— BEGIN RECORDS FOR PROCESSING —

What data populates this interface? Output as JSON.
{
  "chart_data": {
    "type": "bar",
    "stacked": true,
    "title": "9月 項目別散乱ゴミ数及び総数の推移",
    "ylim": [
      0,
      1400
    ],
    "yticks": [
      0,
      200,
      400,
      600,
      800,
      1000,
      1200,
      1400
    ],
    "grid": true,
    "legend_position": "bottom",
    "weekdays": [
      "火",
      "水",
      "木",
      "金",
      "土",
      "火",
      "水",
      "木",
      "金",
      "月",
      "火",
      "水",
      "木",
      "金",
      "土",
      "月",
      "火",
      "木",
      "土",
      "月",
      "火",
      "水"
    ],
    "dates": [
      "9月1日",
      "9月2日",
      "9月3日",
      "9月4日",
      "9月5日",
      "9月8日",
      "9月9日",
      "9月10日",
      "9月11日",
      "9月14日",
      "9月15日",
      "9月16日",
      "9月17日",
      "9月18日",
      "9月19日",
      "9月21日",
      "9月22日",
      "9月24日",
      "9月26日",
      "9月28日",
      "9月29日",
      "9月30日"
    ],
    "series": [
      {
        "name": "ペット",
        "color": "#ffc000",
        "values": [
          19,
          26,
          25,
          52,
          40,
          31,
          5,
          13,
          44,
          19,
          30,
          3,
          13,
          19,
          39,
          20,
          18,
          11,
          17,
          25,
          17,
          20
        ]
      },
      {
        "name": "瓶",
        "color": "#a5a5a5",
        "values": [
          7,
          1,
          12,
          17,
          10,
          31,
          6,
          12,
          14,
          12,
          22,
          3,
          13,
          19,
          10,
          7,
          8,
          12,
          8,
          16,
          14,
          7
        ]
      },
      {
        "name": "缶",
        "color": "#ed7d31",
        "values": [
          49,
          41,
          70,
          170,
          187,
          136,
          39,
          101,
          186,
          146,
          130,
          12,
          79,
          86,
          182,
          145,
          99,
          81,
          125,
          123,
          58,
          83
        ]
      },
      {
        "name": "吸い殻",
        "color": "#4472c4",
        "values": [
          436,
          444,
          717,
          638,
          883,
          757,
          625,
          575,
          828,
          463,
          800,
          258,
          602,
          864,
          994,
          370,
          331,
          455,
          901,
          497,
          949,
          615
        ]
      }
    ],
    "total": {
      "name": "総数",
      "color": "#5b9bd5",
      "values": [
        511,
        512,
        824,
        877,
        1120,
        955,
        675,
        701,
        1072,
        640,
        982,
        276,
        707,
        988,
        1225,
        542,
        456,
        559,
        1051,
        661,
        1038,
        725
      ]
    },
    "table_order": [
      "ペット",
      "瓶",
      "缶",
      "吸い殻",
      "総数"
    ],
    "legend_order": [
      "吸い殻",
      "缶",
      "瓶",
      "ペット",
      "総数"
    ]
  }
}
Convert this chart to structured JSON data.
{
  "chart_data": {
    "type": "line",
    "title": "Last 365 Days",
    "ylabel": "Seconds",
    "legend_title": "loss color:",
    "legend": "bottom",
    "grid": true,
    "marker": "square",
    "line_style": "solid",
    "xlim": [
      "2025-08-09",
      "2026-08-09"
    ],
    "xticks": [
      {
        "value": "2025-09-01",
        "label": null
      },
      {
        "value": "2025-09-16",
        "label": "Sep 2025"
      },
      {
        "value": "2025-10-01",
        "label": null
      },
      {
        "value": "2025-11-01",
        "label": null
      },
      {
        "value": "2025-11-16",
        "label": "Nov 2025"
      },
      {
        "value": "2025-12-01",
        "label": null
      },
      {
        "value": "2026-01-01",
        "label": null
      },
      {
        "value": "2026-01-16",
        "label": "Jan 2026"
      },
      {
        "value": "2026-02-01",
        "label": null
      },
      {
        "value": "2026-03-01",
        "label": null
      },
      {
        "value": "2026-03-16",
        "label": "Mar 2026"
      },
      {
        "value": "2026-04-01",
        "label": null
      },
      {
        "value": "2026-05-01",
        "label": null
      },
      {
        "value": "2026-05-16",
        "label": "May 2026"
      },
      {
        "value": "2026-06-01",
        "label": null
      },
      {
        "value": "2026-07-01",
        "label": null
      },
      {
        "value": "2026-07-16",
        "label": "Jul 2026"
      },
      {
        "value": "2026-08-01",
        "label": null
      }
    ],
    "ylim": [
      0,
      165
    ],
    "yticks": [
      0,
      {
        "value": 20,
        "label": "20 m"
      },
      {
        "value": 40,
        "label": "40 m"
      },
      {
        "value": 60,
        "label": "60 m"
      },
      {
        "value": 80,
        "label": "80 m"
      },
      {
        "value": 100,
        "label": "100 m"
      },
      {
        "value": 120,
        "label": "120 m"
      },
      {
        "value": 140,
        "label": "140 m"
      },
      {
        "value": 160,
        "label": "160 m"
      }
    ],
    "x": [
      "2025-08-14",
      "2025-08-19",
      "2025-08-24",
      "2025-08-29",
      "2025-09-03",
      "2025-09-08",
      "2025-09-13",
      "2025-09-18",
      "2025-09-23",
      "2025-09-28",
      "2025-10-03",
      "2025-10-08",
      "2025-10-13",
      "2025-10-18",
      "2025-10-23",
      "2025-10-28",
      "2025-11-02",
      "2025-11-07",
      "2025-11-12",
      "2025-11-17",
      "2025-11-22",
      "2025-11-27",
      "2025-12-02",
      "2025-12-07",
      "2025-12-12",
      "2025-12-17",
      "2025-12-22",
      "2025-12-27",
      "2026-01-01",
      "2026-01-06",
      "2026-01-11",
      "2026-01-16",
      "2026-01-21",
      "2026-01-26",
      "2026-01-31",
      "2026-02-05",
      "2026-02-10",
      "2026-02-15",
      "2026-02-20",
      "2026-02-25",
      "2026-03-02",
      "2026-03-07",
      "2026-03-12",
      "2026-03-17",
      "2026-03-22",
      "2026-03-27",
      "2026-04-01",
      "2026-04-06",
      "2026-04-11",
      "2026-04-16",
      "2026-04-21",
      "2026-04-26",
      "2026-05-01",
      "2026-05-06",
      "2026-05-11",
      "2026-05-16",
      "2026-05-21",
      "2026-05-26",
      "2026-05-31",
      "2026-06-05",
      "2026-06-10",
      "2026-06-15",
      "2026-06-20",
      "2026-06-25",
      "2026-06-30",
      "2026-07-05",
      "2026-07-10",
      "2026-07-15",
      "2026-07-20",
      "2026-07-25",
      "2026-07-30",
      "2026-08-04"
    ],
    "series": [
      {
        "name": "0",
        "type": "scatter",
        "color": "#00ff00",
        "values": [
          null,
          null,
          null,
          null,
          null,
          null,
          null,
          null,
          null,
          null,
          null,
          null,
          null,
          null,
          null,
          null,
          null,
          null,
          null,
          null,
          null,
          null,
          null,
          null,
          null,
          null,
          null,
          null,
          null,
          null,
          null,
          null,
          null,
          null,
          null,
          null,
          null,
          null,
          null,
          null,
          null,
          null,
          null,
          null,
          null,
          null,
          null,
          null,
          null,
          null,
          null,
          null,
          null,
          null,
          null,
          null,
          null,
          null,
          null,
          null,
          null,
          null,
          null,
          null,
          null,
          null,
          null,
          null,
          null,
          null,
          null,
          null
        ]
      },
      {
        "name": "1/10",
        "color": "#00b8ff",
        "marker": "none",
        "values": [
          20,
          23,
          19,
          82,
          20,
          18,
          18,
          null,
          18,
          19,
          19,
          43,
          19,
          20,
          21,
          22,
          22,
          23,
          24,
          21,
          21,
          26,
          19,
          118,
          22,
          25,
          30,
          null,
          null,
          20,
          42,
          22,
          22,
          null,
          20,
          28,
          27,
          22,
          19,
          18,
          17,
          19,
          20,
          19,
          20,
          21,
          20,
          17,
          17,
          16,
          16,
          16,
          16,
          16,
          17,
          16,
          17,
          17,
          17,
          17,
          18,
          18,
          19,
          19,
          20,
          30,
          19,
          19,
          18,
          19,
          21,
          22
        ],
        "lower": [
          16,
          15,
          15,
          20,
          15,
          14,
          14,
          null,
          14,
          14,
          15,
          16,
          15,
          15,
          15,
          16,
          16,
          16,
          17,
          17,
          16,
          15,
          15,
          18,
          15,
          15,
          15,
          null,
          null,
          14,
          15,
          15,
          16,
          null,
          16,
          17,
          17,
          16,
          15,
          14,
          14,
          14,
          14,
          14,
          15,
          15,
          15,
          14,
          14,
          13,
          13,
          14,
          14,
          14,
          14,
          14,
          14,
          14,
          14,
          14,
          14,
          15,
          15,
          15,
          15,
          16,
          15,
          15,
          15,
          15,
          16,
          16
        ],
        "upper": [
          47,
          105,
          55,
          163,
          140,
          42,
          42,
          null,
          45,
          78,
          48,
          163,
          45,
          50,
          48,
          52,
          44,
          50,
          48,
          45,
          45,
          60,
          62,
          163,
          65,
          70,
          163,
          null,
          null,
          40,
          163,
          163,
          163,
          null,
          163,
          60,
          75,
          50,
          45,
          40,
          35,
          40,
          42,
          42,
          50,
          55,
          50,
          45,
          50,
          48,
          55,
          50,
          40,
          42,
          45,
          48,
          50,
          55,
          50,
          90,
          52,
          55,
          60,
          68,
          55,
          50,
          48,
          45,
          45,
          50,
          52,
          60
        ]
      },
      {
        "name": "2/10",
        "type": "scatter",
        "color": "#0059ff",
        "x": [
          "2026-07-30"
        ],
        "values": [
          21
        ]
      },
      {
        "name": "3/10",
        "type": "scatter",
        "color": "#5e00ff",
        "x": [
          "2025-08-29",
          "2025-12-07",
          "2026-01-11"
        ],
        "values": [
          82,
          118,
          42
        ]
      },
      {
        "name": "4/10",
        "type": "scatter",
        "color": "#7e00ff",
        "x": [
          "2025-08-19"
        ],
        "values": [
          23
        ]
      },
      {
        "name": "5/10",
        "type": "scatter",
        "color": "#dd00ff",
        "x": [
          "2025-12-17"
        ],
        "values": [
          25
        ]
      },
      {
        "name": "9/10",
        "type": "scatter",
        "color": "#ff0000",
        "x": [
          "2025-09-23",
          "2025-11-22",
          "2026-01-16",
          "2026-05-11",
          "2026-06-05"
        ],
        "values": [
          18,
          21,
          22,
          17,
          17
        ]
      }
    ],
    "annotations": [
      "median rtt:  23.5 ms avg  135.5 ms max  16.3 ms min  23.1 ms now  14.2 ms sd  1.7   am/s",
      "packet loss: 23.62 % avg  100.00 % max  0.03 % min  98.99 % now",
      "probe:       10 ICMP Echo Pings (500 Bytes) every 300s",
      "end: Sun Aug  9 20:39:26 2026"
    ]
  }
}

— END RECORDS FOR PROCESSING —

Give only the number of lines that include the word "name".

12